KUTIPAN DOKUMEN>
⟨

Selain itu, pelayanan kefarmasian juga menunjukkan angka signifikan. Sebanyak 12.396 layanan tercatat diberikan kepada jemaah, dengan penggunaan obat tertinggi pada tablet flu dan batuk kombinasi. Obat-obatan tersebut menjadi bagian dari penanganan dini terhadap penyakit umum yang kerap menyerang jemaah selama berada di tanah suci.
Di sisi lain, KKHI Madinah yang menjadi pusat penanganan kesehatan jemaah selama di daerah tersebut telah memberikan layanan kepada total 241 jemaah. Layanan ini mencakup baik rawat jalan maupun rawat inap. Tiga jenis penyakit terbanyak yang ditangani di KKHI Madinah adalah pneumonia, hipertensi, dan diabetes melitus.

⟩

BARIS YANG DIBERIKAN>
⟨

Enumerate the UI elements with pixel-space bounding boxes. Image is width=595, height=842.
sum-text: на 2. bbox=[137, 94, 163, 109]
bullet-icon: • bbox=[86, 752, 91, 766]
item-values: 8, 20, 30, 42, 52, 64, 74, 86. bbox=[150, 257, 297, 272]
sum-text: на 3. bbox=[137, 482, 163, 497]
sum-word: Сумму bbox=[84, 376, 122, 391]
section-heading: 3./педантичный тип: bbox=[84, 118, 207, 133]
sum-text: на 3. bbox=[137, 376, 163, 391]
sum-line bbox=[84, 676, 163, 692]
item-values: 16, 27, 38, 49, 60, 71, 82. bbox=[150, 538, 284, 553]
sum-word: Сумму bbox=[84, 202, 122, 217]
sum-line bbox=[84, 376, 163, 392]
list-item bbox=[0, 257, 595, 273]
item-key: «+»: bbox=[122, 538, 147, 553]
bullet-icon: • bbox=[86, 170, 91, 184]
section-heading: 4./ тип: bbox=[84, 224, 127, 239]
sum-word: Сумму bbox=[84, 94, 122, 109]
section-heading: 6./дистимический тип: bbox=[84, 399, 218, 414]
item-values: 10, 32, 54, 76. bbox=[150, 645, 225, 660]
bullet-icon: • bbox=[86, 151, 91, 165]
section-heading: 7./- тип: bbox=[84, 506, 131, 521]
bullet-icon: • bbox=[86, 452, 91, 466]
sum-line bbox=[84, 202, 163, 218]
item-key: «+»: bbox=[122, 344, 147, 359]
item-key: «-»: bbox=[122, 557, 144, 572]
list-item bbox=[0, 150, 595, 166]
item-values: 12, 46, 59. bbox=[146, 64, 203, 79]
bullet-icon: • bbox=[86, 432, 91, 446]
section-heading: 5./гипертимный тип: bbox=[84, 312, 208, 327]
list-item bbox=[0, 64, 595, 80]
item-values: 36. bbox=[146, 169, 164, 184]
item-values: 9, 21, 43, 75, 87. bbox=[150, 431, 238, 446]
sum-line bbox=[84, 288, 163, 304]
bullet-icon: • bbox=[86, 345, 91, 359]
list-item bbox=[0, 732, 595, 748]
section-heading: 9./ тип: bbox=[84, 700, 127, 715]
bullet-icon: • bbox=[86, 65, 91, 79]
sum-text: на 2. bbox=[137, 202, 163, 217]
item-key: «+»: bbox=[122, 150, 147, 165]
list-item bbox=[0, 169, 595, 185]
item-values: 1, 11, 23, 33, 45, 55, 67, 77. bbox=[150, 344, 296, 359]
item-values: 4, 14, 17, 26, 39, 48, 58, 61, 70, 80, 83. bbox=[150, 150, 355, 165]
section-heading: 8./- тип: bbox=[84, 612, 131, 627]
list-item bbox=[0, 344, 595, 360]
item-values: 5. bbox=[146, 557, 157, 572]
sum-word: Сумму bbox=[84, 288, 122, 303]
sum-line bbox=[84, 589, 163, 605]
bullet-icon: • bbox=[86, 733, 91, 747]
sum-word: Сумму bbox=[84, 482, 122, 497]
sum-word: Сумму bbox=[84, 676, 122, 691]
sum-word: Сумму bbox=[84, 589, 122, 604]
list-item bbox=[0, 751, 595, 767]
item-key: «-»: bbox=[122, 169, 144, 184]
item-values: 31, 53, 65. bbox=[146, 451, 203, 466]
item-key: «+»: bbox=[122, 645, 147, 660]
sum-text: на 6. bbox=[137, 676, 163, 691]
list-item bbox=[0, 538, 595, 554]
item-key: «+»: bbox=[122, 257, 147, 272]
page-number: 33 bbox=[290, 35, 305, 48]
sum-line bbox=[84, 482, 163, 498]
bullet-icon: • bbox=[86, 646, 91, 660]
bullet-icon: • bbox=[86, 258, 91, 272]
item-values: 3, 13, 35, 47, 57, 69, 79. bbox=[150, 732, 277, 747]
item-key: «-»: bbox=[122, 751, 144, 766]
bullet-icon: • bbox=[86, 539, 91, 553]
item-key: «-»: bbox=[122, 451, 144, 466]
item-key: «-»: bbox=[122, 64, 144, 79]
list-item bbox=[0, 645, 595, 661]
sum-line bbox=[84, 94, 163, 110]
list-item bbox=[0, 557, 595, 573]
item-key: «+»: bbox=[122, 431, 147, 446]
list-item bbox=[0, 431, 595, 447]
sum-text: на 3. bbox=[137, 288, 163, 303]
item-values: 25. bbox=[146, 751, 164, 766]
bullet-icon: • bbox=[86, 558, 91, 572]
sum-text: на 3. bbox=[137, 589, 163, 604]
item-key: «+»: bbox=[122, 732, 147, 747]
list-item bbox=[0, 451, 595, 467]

⟩

TUGAS A> Menurut kutipan dokumen, berapa jumlah jemaah yang sudah dilayani KKHI Madinah?
TUGAS B> Terjemahkan kalimat dari kutipan dokumen ini ke dalam bahasa Inggris: "Tiga jenis penyakit terbanyak yang ditangani di KKHI Madinah adalah pneumonia, hipertensi, dan diabetes melitus."
TUGAS C> Cetak bagian kutipan dokumen dari "Selain itu, pelayanan" sampai "di tanah suci." tanpa mengubah apa pun.

JAWABAN TUGAS A> 241 jemaah.

JAWABAN TUGAS B> The three most common diseases treated at KKHI Madinah are pneumonia, hypertension, and diabetes mellitus.

JAWABAN TUGAS C>
Selain itu, pelayanan kefarmasian juga menunjukkan angka signifikan. Sebanyak 12.396 layanan tercatat diberikan kepada jemaah, dengan penggunaan obat tertinggi pada tablet flu dan batuk kombinasi. Obat-obatan tersebut menjadi bagian dari penanganan dini terhadap penyakit umum yang kerap menyerang jemaah selama berada di tanah suci.